» What the task requires
Within the listing below, locate all lines containing the word "Technomathematik". Copy each one.

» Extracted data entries
⟨

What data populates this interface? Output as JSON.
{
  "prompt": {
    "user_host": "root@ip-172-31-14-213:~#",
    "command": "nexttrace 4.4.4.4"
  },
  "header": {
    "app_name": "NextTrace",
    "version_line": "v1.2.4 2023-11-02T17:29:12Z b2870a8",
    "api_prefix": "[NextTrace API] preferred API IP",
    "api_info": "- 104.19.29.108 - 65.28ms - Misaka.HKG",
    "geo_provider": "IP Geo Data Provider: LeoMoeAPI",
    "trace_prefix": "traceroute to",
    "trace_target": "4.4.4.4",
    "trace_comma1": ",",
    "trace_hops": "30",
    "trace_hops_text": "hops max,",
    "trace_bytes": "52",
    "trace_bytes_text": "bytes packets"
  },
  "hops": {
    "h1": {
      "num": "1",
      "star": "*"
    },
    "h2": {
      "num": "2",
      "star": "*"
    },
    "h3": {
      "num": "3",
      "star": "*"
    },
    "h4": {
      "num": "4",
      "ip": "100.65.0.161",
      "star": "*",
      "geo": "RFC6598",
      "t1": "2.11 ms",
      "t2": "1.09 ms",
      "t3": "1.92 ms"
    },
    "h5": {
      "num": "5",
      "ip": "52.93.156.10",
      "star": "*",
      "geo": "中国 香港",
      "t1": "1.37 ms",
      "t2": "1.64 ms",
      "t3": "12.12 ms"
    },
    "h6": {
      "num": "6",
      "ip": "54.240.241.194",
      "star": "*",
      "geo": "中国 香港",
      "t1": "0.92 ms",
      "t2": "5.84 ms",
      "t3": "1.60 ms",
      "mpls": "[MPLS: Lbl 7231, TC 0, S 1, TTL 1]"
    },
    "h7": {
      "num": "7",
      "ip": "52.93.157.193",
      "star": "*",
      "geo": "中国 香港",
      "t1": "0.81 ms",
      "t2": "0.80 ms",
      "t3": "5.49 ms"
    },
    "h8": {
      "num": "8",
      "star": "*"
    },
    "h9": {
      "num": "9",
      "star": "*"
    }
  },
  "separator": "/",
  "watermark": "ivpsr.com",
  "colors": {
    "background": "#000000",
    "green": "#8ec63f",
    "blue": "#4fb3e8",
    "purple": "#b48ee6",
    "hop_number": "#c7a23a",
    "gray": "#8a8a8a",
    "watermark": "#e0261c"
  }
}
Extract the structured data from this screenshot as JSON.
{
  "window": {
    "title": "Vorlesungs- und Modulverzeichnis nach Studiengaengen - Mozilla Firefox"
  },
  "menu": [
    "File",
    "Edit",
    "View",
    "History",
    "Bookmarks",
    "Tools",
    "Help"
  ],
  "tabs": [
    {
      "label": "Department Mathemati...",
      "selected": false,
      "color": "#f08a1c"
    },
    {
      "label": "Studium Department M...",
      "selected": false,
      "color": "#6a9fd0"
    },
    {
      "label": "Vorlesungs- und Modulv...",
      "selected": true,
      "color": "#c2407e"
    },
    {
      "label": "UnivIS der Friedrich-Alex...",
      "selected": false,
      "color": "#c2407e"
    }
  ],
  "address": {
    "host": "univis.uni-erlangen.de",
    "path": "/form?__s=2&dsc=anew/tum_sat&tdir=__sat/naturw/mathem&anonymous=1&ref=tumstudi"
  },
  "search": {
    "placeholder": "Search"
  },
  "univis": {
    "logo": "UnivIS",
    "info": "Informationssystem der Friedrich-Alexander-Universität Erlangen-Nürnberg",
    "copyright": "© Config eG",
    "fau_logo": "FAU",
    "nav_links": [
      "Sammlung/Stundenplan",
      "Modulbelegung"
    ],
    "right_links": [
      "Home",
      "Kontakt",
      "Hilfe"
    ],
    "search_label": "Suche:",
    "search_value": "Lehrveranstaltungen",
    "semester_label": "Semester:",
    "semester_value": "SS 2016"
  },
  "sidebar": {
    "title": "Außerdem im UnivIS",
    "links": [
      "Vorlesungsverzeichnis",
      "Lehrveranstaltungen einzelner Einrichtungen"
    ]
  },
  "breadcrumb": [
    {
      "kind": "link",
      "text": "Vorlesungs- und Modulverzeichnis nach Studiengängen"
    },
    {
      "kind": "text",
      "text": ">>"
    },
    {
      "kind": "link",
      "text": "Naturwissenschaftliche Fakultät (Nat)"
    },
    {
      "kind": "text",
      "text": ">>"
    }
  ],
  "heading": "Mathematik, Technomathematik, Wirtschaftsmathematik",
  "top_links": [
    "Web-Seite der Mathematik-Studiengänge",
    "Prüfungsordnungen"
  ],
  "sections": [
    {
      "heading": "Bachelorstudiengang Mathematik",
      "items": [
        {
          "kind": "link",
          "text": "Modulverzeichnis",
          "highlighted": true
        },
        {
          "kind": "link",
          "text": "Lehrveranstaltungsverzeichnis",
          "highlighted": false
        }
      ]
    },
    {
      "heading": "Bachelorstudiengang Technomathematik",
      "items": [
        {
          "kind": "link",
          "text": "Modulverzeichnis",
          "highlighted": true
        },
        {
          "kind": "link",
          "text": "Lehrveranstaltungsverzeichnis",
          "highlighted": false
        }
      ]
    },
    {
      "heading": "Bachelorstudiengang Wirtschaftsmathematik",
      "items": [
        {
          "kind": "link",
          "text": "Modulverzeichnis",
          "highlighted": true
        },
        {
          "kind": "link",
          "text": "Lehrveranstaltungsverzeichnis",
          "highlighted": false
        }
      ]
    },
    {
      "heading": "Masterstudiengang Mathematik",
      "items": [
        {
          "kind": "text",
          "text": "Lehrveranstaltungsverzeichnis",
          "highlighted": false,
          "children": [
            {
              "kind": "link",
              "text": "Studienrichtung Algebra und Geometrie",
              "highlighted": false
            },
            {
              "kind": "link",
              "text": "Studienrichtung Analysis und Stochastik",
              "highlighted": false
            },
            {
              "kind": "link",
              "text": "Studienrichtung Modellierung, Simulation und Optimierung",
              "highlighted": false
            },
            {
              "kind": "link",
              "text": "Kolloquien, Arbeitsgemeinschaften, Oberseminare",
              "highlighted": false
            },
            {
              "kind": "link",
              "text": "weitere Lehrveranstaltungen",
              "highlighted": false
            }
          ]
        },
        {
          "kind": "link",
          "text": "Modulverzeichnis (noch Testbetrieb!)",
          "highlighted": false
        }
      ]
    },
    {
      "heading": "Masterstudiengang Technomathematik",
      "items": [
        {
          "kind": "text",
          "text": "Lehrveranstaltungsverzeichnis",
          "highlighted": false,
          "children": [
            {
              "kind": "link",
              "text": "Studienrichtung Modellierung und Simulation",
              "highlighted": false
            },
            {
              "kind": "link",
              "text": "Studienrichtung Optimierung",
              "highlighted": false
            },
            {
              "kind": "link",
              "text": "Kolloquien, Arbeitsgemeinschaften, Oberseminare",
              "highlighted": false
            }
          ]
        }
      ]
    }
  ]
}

⟩

» Right answer
  "heading": "Mathematik, Technomathematik, Wirtschaftsmathematik",
      "heading": "Bachelorstudiengang Technomathematik",
      "heading": "Masterstudiengang Technomathematik",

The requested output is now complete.